[BEGIN Dataset extract]

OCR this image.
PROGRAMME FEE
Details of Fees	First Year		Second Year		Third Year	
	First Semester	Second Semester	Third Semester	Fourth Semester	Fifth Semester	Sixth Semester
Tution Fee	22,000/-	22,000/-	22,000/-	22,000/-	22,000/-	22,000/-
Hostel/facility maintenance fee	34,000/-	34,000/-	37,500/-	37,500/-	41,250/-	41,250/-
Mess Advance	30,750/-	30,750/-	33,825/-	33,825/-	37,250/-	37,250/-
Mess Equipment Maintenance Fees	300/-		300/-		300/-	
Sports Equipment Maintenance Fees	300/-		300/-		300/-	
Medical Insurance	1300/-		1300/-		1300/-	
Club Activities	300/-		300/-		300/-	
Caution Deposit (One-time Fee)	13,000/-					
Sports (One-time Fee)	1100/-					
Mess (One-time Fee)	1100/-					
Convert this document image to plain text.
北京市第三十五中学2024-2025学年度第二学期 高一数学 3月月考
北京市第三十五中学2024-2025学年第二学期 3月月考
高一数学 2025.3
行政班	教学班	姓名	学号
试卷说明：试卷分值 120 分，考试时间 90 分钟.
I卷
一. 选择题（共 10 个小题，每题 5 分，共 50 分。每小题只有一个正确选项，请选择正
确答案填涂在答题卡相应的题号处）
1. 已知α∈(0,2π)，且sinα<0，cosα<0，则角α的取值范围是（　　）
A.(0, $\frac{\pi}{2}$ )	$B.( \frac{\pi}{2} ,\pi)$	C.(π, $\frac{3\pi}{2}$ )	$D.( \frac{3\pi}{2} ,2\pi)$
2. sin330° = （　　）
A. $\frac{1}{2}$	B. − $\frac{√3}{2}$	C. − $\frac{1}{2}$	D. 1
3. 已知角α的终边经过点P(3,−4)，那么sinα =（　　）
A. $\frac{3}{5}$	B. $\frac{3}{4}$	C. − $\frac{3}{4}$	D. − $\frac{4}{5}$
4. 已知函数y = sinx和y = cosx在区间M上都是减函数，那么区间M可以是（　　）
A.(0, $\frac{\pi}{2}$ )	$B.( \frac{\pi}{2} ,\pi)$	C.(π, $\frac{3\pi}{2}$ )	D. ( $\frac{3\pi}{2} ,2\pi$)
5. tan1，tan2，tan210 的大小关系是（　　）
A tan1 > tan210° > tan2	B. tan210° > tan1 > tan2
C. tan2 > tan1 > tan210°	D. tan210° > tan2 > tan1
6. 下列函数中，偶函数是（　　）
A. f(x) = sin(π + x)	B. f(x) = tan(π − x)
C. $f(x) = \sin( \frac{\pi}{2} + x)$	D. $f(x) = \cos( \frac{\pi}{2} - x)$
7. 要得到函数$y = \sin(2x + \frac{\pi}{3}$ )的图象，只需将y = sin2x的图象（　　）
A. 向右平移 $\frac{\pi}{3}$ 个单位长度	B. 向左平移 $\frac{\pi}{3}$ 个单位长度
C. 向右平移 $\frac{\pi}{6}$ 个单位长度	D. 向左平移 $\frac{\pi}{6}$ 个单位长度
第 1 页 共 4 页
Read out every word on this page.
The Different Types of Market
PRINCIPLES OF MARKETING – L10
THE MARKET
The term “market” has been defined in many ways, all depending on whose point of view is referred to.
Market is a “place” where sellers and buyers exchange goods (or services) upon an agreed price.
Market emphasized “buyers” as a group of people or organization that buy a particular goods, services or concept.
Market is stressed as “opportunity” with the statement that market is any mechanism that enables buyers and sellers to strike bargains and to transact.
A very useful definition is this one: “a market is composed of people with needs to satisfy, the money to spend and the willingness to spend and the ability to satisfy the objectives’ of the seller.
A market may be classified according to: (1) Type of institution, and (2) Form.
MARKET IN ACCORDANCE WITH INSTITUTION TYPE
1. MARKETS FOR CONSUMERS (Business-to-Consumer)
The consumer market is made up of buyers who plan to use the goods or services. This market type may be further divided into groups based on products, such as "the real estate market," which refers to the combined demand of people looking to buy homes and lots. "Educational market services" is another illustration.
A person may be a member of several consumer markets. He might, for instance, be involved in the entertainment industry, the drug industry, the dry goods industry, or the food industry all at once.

[END Dataset extract]

Retype all the records, matching them exactly.

Exercise solution -
OCR this image.
PROGRAMME FEE
Details of Fees	First Year		Second Year		Third Year	
	First Semester	Second Semester	Third Semester	Fourth Semester	Fifth Semester	Sixth Semester
Tution Fee	22,000/-	22,000/-	22,000/-	22,000/-	22,000/-	22,000/-
Hostel/facility maintenance fee	34,000/-	34,000/-	37,500/-	37,500/-	41,250/-	41,250/-
Mess Advance	30,750/-	30,750/-	33,825/-	33,825/-	37,250/-	37,250/-
Mess Equipment Maintenance Fees	300/-		300/-		300/-	
Sports Equipment Maintenance Fees	300/-		300/-		300/-	
Medical Insurance	1300/-		1300/-		1300/-	
Club Activities	300/-		300/-		300/-	
Caution Deposit (One-time Fee)	13,000/-					
Sports (One-time Fee)	1100/-					
Mess (One-time Fee)	1100/-					
Convert this document image to plain text.
北京市第三十五中学2024-2025学年度第二学期 高一数学 3月月考
北京市第三十五中学2024-2025学年第二学期 3月月考
高一数学 2025.3
行政班	教学班	姓名	学号
试卷说明：试卷分值 120 分，考试时间 90 分钟.
I卷
一. 选择题（共 10 个小题，每题 5 分，共 50 分。每小题只有一个正确选项，请选择正
确答案填涂在答题卡相应的题号处）
1. 已知α∈(0,2π)，且sinα<0，cosα<0，则角α的取值范围是（　　）
A.(0, $\frac{\pi}{2}$ )	$B.( \frac{\pi}{2} ,\pi)$	C.(π, $\frac{3\pi}{2}$ )	$D.( \frac{3\pi}{2} ,2\pi)$
2. sin330° = （　　）
A. $\frac{1}{2}$	B. − $\frac{√3}{2}$	C. − $\frac{1}{2}$	D. 1
3. 已知角α的终边经过点P(3,−4)，那么sinα =（　　）
A. $\frac{3}{5}$	B. $\frac{3}{4}$	C. − $\frac{3}{4}$	D. − $\frac{4}{5}$
4. 已知函数y = sinx和y = cosx在区间M上都是减函数，那么区间M可以是（　　）
A.(0, $\frac{\pi}{2}$ )	$B.( \frac{\pi}{2} ,\pi)$	C.(π, $\frac{3\pi}{2}$ )	D. ( $\frac{3\pi}{2} ,2\pi$)
5. tan1，tan2，tan210 的大小关系是（　　）
A tan1 > tan210° > tan2	B. tan210° > tan1 > tan2
C. tan2 > tan1 > tan210°	D. tan210° > tan2 > tan1
6. 下列函数中，偶函数是（　　）
A. f(x) = sin(π + x)	B. f(x) = tan(π − x)
C. $f(x) = \sin( \frac{\pi}{2} + x)$	D. $f(x) = \cos( \frac{\pi}{2} - x)$
7. 要得到函数$y = \sin(2x + \frac{\pi}{3}$ )的图象，只需将y = sin2x的图象（　　）
A. 向右平移 $\frac{\pi}{3}$ 个单位长度	B. 向左平移 $\frac{\pi}{3}$ 个单位长度
C. 向右平移 $\frac{\pi}{6}$ 个单位长度	D. 向左平移 $\frac{\pi}{6}$ 个单位长度
第 1 页 共 4 页
Read out every word on this page.
The Different Types of Market
PRINCIPLES OF MARKETING – L10
THE MARKET
The term “market” has been defined in many ways, all depending on whose point of view is referred to.
Market is a “place” where sellers and buyers exchange goods (or services) upon an agreed price.
Market emphasized “buyers” as a group of people or organization that buy a particular goods, services or concept.
Market is stressed as “opportunity” with the statement that market is any mechanism that enables buyers and sellers to strike bargains and to transact.
A very useful definition is this one: “a market is composed of people with needs to satisfy, the money to spend and the willingness to spend and the ability to satisfy the objectives’ of the seller.
A market may be classified according to: (1) Type of institution, and (2) Form.
MARKET IN ACCORDANCE WITH INSTITUTION TYPE
1. MARKETS FOR CONSUMERS (Business-to-Consumer)
The consumer market is made up of buyers who plan to use the goods or services. This market type may be further divided into groups based on products, such as "the real estate market," which refers to the combined demand of people looking to buy homes and lots. "Educational market services" is another illustration.
A person may be a member of several consumer markets. He might, for instance, be involved in the entertainment industry, the drug industry, the dry goods industry, or the food industry all at once.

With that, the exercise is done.